_WHAT THE EXERCISE ASKS_. Please give the entries again in full and exactly, without any picture.

======

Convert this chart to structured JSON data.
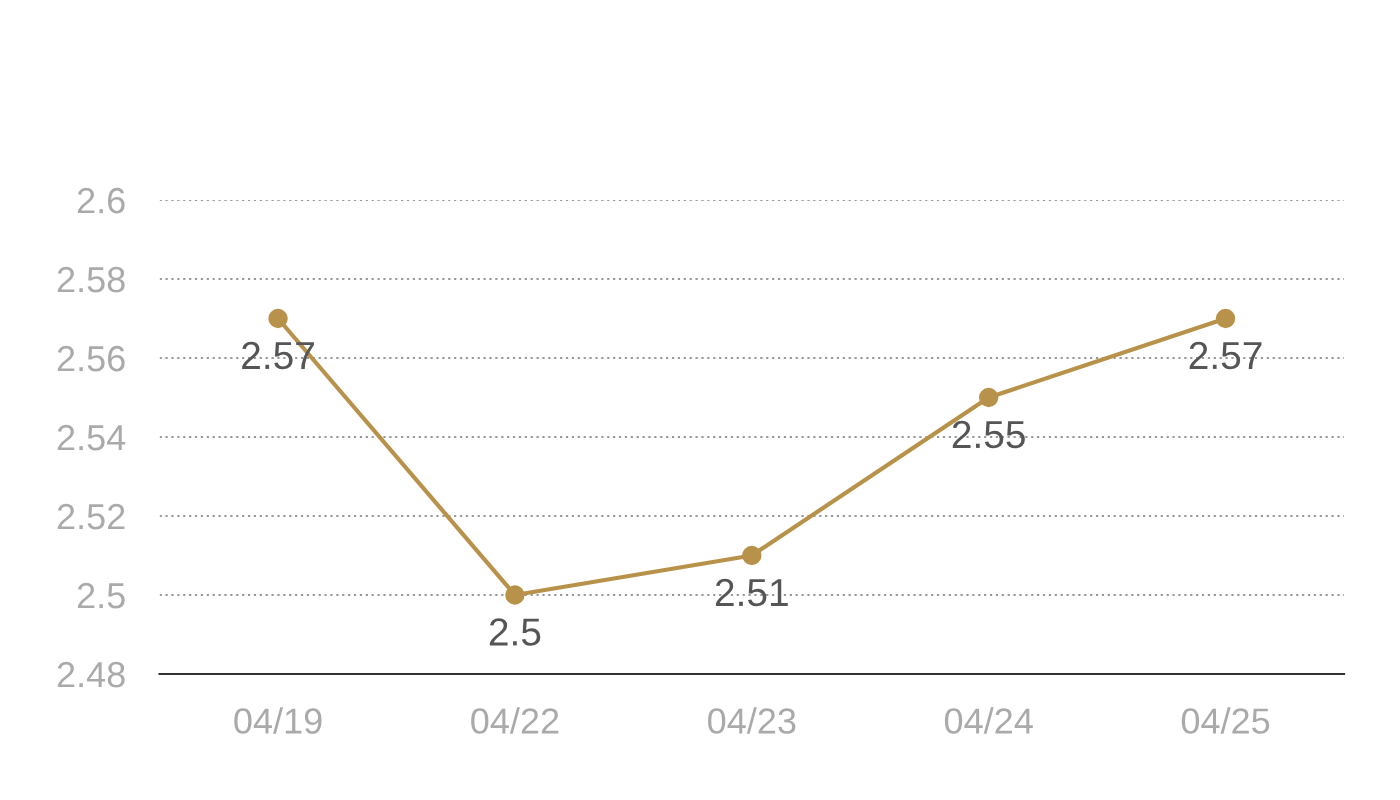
{
  "chart_data": {
    "type": "line",
    "categories": [
      "04/19",
      "04/22",
      "04/23",
      "04/24",
      "04/25"
    ],
    "series": [
      {
        "color": "#b8924a",
        "values": [
          2.57,
          2.5,
          2.51,
          2.55,
          2.57
        ]
      }
    ],
    "ylim": [
      2.48,
      2.6
    ],
    "yticks": [
      2.48,
      2.5,
      2.52,
      2.54,
      2.56,
      2.58,
      2.6
    ],
    "grid": "y",
    "marker": "circle",
    "data_labels": true
  }
}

======

_ANSWER IN FULL_.
Convert this chart to structured JSON data.
{
  "chart_data": {
    "type": "line",
    "categories": [
      "04/19",
      "04/22",
      "04/23",
      "04/24",
      "04/25"
    ],
    "series": [
      {
        "color": "#b8924a",
        "values": [
          2.57,
          2.5,
          2.51,
          2.55,
          2.57
        ]
      }
    ],
    "ylim": [
      2.48,
      2.6
    ],
    "yticks": [
      2.48,
      2.5,
      2.52,
      2.54,
      2.56,
      2.58,
      2.6
    ],
    "grid": "y",
    "marker": "circle",
    "data_labels": true
  }
}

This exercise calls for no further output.